_Exercise objective_: Your task is to return, word for word, only the lines from the line with "Transcribe this image's" through the close of the data. Exclude all pictures.
__________
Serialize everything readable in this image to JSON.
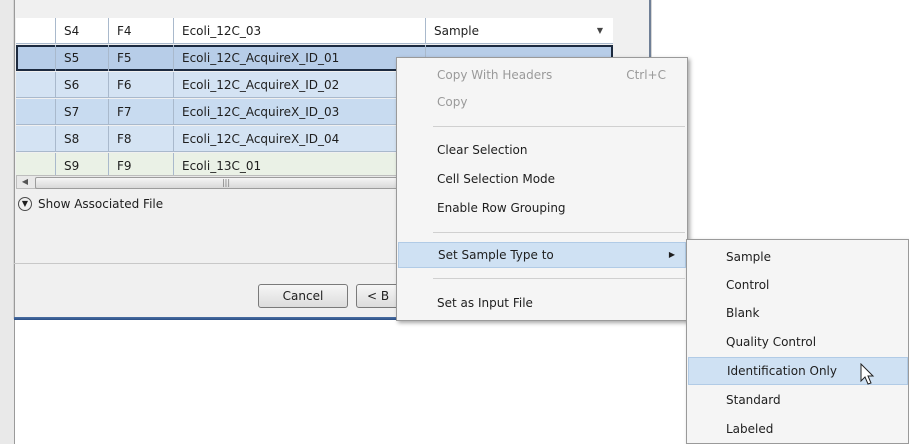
{
  "grid": {
    "rows": [
      {
        "c1": "S4",
        "c2": "F4",
        "name": "Ecoli_12C_03",
        "type": "Sample"
      },
      {
        "c1": "S5",
        "c2": "F5",
        "name": "Ecoli_12C_AcquireX_ID_01",
        "type": ""
      },
      {
        "c1": "S6",
        "c2": "F6",
        "name": "Ecoli_12C_AcquireX_ID_02",
        "type": ""
      },
      {
        "c1": "S7",
        "c2": "F7",
        "name": "Ecoli_12C_AcquireX_ID_03",
        "type": ""
      },
      {
        "c1": "S8",
        "c2": "F8",
        "name": "Ecoli_12C_AcquireX_ID_04",
        "type": ""
      },
      {
        "c1": "S9",
        "c2": "F9",
        "name": "Ecoli_13C_01",
        "type": ""
      }
    ]
  },
  "show_associated_file": "Show Associated File",
  "buttons": {
    "cancel": "Cancel",
    "back": "< B"
  },
  "context_menu": {
    "copy_with_headers": "Copy With Headers",
    "copy_shortcut": "Ctrl+C",
    "copy": "Copy",
    "clear_selection": "Clear Selection",
    "cell_selection_mode": "Cell Selection Mode",
    "enable_row_grouping": "Enable Row Grouping",
    "set_sample_type_to": "Set Sample Type to",
    "set_as_input_file": "Set as Input File"
  },
  "submenu": {
    "items": [
      "Sample",
      "Control",
      "Blank",
      "Quality Control",
      "Identification Only",
      "Standard",
      "Labeled"
    ],
    "highlighted": "Identification Only"
  },
  "icons": {
    "expand": "chevron-down-circle-icon",
    "submenu_arrow": "triangle-right-icon",
    "cursor": "mouse-pointer-icon"
  },
  "colors": {
    "selection": "#c8dbf0",
    "menu_highlight": "#cfe1f3",
    "window_border": "#2a4f86"
  }
}
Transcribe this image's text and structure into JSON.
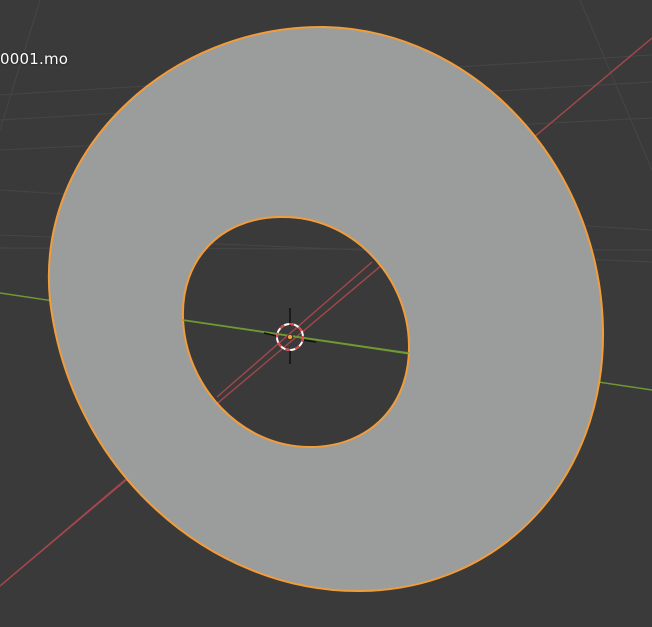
{
  "viewport": {
    "object_label": "0001.mo",
    "colors": {
      "background": "#3a3a3a",
      "grid_line": "#454545",
      "x_axis": "#a3474c",
      "y_axis": "#6f9a32",
      "mesh_fill": "#9a9c9c",
      "selection_outline": "#f29c3a",
      "origin_dot": "#f7a03a",
      "cursor_ring_red": "#e04848",
      "cursor_ring_white": "#ffffff"
    },
    "objects": [
      {
        "name": "ring-mesh",
        "selected": true
      },
      {
        "name": "3d-cursor"
      }
    ]
  }
}
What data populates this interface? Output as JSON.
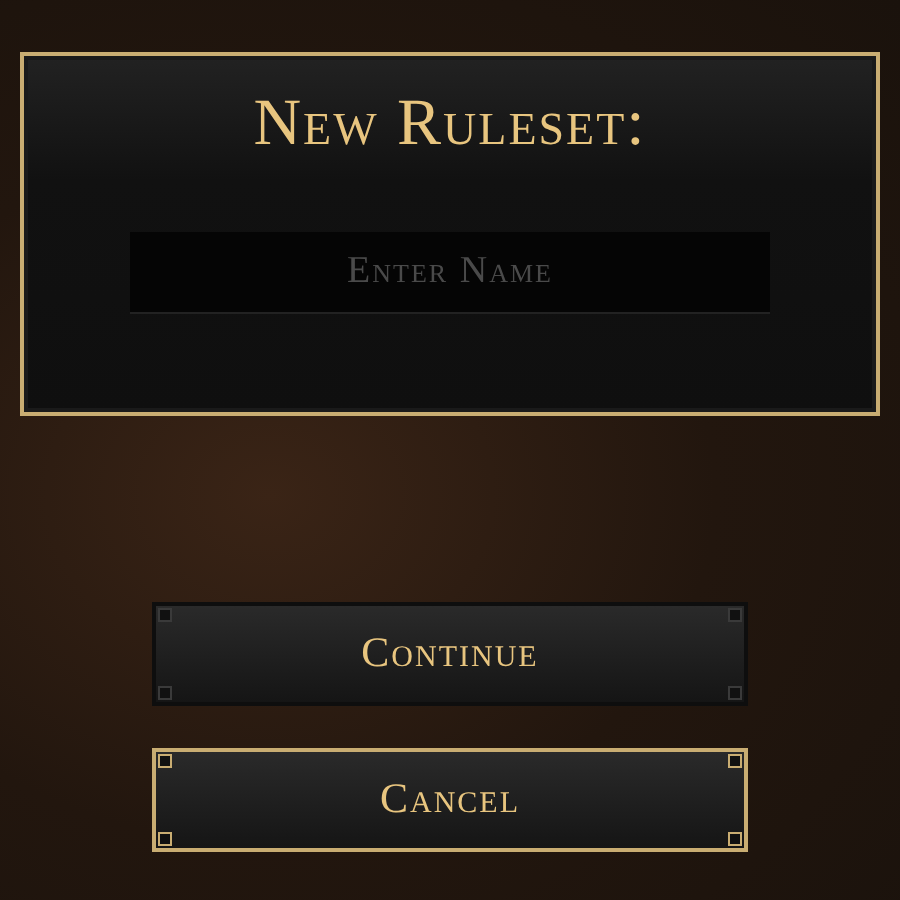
{
  "dialog": {
    "title": "New Ruleset:",
    "name_field": {
      "placeholder": "Enter Name"
    }
  },
  "buttons": [
    {
      "label": "Continue",
      "selected": false
    },
    {
      "label": "Cancel",
      "selected": true
    }
  ]
}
__________
_Written answer_:
Transcribe this image's text and structure into JSON.
{
  "viewport": {
    "object_label": "0001.mo",
    "colors": {
      "background": "#3a3a3a",
      "grid_line": "#454545",
      "x_axis": "#a3474c",
      "y_axis": "#6f9a32",
      "mesh_fill": "#9a9c9c",
      "selection_outline": "#f29c3a",
      "origin_dot": "#f7a03a",
      "cursor_ring_red": "#e04848",
      "cursor_ring_white": "#ffffff"
    },
    "objects": [
      {
        "name": "ring-mesh",
        "selected": true
      },
      {
        "name": "3d-cursor"
      }
    ]
  }
}
What data populates this interface? Output as JSON.
{
  "dialog": {
    "title": "New Ruleset:",
    "name_field": {
      "placeholder": "Enter Name"
    }
  },
  "buttons": [
    {
      "label": "Continue",
      "selected": false
    },
    {
      "label": "Cancel",
      "selected": true
    }
  ]
}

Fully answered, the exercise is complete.